EXERCISE AIM: Look through the material and tally each line bearing the word "Pier". Give only the total.

SUPPLIED INFORMATION:
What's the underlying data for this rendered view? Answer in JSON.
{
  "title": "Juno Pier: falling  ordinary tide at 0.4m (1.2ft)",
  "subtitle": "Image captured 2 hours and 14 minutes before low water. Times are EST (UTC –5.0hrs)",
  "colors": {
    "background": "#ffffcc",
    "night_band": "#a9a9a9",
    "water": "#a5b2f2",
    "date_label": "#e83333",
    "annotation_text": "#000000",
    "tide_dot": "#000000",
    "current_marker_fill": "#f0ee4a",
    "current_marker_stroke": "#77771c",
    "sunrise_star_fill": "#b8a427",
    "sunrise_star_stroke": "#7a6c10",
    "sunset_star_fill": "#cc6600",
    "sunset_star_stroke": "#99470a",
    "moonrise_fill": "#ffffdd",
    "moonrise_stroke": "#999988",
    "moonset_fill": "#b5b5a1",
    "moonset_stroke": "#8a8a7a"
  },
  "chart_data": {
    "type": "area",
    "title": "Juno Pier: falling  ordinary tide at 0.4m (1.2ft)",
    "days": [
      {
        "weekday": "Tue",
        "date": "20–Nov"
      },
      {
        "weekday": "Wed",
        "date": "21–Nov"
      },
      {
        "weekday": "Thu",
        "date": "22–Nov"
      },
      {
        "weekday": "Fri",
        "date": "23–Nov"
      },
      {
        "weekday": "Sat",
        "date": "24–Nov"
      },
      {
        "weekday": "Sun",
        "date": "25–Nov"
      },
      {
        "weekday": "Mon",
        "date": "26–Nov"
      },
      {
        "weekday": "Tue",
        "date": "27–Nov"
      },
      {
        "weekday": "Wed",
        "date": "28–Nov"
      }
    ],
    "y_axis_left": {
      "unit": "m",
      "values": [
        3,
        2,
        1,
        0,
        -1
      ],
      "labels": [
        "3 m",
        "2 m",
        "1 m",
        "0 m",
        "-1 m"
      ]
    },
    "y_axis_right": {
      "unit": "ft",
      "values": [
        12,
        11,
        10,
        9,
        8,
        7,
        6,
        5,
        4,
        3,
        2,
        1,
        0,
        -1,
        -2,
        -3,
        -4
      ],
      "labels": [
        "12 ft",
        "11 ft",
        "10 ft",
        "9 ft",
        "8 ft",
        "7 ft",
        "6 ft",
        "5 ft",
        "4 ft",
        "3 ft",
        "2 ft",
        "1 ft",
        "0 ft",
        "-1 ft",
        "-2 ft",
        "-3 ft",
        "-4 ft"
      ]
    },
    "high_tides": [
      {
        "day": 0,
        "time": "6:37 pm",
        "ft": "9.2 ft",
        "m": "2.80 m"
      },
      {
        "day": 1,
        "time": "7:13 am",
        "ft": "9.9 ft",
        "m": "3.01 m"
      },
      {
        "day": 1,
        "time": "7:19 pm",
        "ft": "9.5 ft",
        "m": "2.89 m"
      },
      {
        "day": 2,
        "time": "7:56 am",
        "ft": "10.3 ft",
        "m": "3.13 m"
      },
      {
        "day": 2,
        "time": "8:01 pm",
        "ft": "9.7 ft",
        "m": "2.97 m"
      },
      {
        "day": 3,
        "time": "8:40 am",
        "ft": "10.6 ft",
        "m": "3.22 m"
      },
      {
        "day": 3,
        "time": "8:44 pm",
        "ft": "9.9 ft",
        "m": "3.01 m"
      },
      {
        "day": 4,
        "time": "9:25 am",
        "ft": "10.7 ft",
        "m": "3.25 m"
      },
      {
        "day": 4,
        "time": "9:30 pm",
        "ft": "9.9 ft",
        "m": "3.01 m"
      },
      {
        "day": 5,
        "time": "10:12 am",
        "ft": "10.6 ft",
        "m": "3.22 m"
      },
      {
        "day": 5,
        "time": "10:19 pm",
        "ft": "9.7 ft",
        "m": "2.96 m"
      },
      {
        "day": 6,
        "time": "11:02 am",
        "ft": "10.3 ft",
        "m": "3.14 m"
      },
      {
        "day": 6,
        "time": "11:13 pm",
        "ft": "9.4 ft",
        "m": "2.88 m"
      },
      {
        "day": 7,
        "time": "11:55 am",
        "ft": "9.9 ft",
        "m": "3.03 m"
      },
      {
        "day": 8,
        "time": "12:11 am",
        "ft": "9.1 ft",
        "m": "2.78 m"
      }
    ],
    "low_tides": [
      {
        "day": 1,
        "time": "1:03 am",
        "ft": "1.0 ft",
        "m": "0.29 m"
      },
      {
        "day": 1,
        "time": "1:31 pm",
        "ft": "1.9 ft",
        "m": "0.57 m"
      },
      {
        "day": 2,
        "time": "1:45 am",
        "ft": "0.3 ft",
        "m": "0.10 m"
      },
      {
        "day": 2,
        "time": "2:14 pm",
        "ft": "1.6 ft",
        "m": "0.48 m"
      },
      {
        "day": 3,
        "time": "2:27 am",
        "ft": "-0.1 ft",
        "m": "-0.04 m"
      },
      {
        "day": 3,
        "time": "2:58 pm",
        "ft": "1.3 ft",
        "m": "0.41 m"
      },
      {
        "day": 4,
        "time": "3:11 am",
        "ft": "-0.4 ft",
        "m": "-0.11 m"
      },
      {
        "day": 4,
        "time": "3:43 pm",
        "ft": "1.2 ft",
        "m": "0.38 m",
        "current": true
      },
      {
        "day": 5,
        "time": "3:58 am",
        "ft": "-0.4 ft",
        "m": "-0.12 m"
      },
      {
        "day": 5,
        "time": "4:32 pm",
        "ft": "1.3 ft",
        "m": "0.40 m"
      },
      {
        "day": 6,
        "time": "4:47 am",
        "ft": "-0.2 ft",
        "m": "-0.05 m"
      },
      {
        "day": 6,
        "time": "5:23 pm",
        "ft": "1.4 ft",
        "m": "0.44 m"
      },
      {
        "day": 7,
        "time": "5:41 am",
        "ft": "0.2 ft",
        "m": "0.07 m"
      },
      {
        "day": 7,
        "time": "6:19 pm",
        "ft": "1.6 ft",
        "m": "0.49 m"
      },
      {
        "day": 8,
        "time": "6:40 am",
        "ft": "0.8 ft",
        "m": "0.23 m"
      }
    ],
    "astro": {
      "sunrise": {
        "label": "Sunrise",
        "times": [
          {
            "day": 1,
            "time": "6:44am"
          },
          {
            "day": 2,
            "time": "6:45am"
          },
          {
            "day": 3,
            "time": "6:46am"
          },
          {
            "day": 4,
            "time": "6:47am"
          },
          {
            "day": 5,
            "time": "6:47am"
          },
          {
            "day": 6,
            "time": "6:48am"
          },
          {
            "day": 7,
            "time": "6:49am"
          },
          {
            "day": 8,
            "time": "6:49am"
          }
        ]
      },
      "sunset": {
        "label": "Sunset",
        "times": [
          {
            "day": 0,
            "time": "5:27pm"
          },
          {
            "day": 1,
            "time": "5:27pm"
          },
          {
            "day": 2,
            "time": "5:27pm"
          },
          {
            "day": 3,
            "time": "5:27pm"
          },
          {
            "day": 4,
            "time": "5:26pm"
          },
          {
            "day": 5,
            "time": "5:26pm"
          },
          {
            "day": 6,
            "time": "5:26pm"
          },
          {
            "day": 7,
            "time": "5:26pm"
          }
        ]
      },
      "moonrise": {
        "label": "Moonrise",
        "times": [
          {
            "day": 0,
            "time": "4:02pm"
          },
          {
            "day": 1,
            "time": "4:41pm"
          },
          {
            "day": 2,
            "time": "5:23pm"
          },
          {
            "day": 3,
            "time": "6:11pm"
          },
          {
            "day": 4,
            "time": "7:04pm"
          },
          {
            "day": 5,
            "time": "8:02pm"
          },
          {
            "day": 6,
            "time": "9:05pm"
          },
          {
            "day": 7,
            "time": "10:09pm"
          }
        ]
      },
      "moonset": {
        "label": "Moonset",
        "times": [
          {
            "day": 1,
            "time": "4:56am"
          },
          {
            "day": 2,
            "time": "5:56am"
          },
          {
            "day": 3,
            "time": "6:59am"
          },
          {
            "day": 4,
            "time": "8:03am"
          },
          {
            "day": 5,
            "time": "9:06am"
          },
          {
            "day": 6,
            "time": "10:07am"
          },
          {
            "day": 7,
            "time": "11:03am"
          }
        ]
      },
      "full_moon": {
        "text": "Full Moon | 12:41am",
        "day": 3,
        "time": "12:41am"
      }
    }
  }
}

RESPONSE: 2